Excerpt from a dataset
_ _ _ _ _ _ _

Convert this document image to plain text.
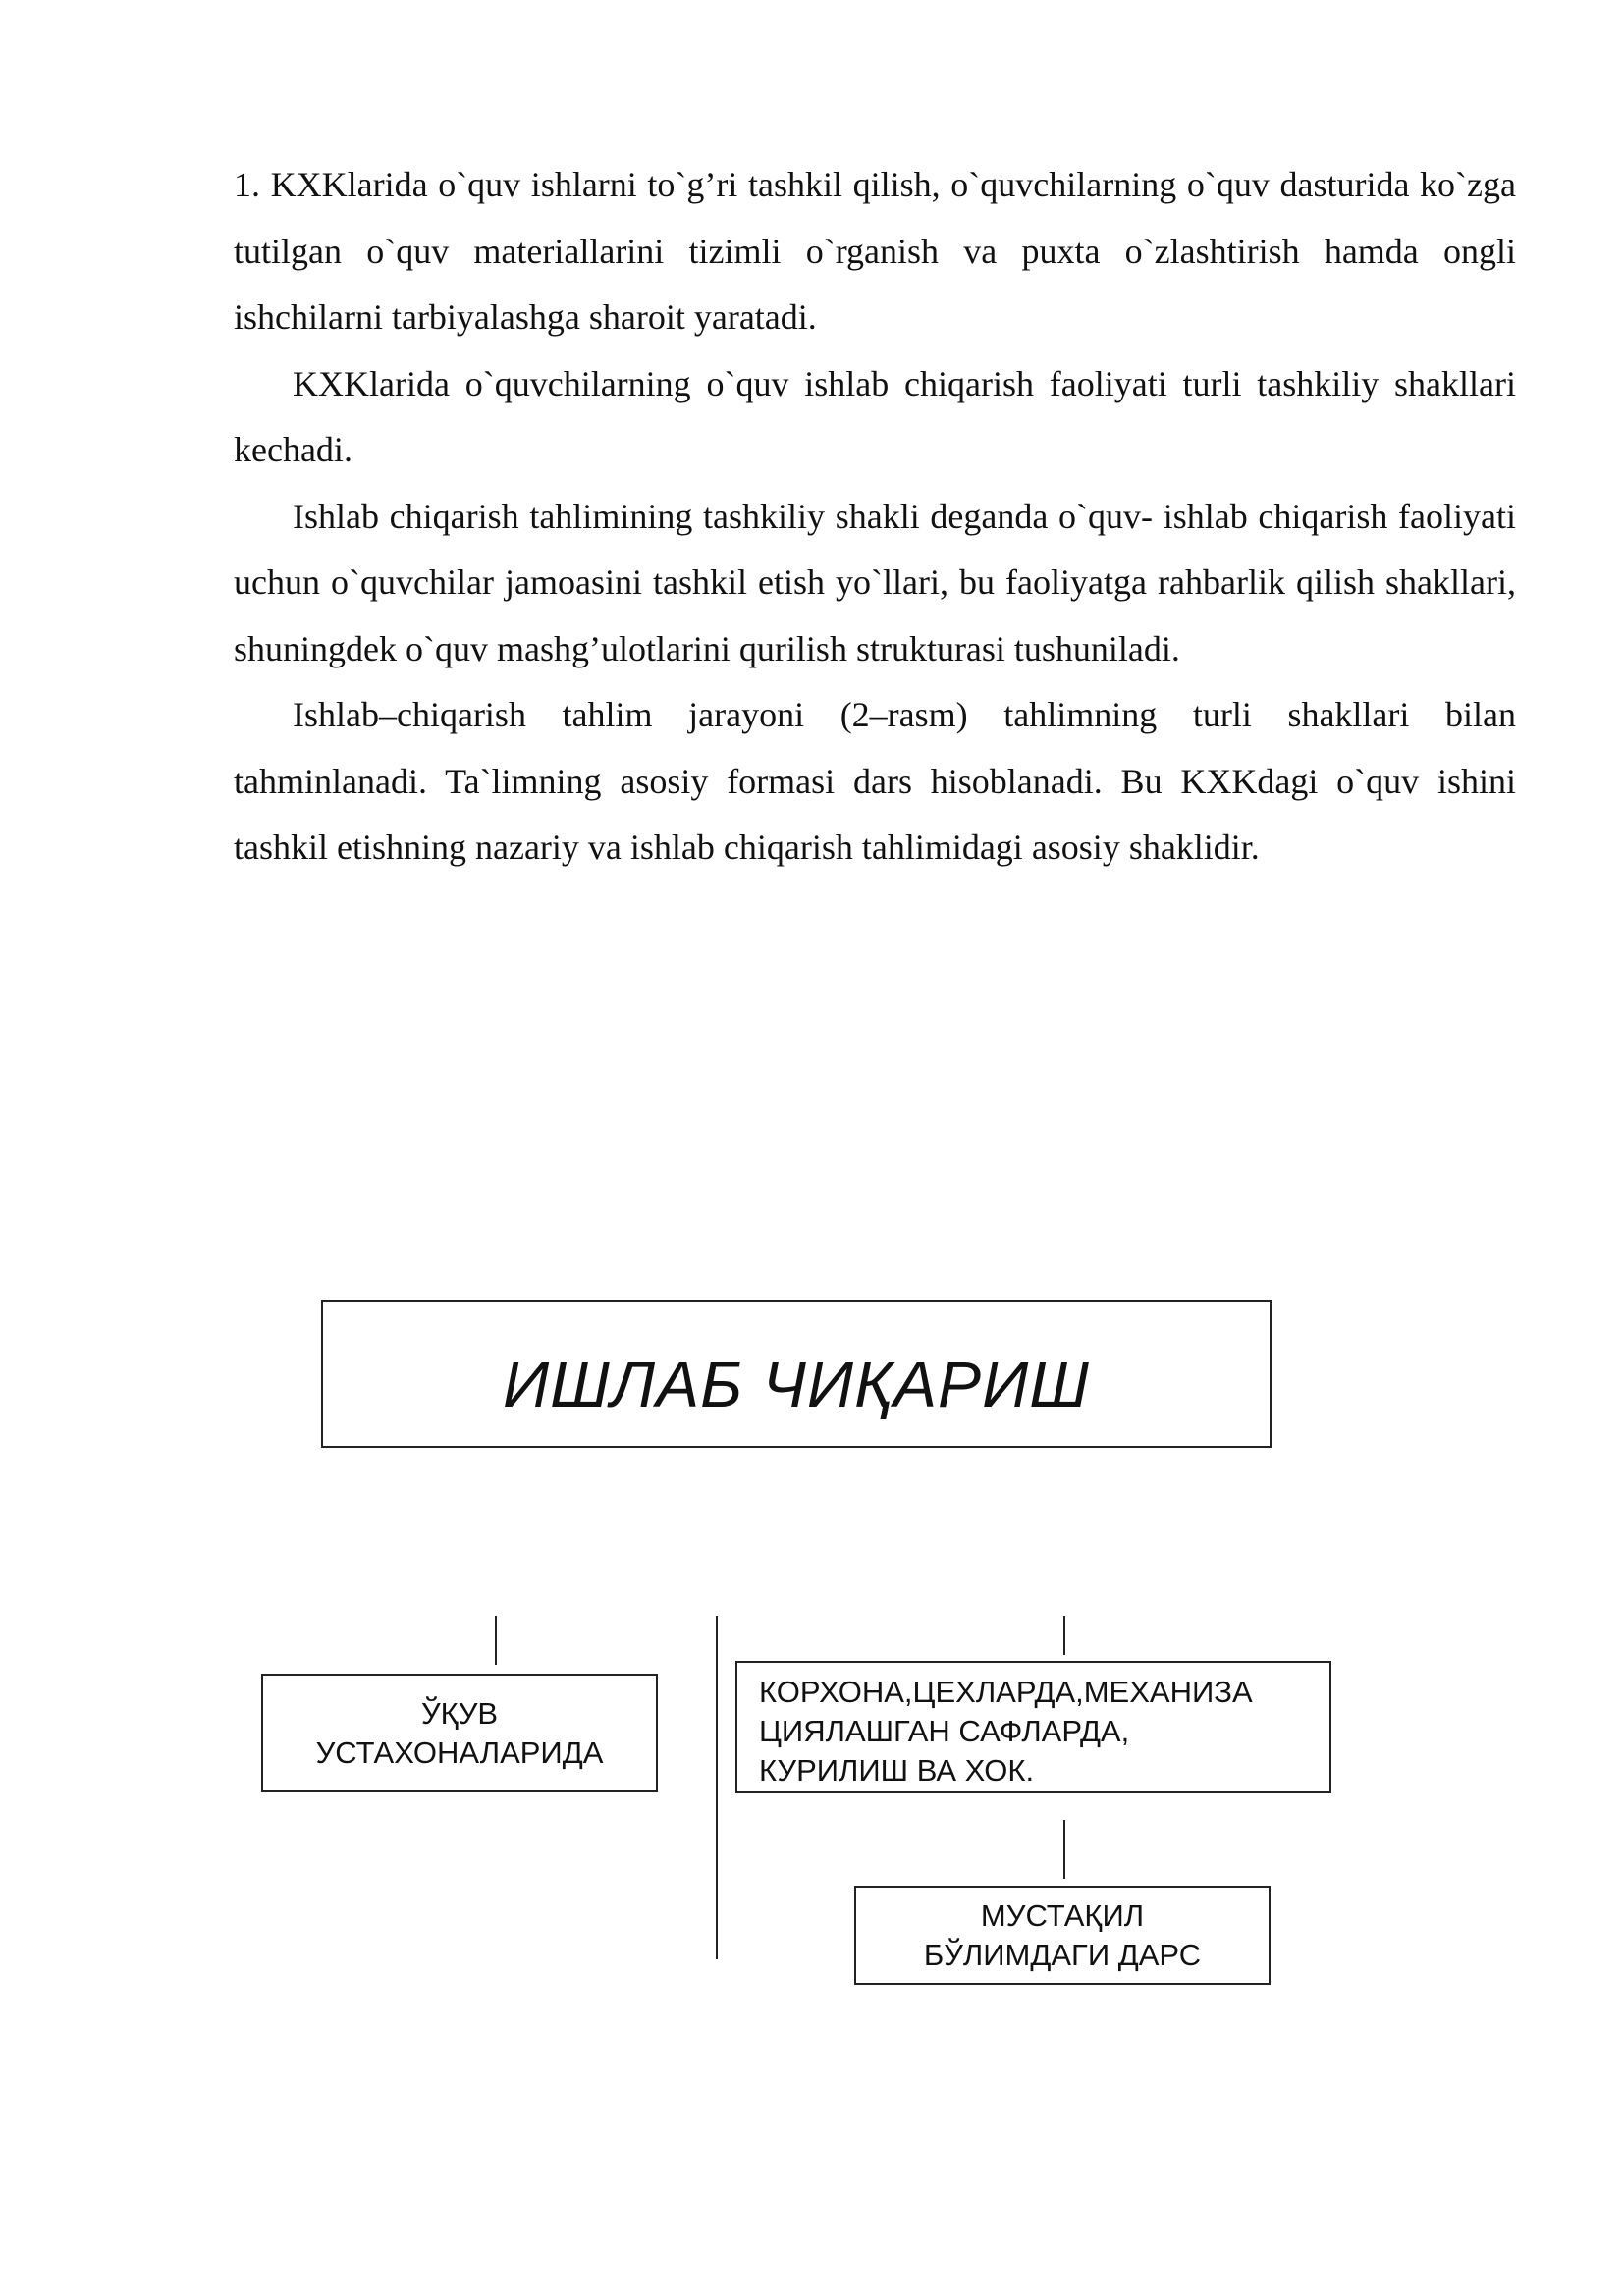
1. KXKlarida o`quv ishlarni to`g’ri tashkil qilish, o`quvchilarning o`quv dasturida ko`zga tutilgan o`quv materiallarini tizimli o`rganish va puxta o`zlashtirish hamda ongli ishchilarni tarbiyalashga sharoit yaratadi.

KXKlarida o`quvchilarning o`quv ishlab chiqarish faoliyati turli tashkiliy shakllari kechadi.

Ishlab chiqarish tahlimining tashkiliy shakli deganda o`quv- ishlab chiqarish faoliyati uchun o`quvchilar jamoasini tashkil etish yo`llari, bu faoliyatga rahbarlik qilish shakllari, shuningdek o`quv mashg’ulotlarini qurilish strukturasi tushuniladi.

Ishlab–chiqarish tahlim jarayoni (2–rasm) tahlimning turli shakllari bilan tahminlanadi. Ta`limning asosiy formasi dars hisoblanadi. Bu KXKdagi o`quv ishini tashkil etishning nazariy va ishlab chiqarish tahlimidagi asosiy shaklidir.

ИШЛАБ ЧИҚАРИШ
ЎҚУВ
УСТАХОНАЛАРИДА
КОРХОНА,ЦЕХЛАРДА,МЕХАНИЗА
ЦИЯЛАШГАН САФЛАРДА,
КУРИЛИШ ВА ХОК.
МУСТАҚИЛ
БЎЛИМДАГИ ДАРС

_ _ _ _ _ _ _

REQUIRED TASK.
Check each line of the listing above for the string "chiqarish", then report only how many lines have it.

RESULT OF THIS EXERCISE.
3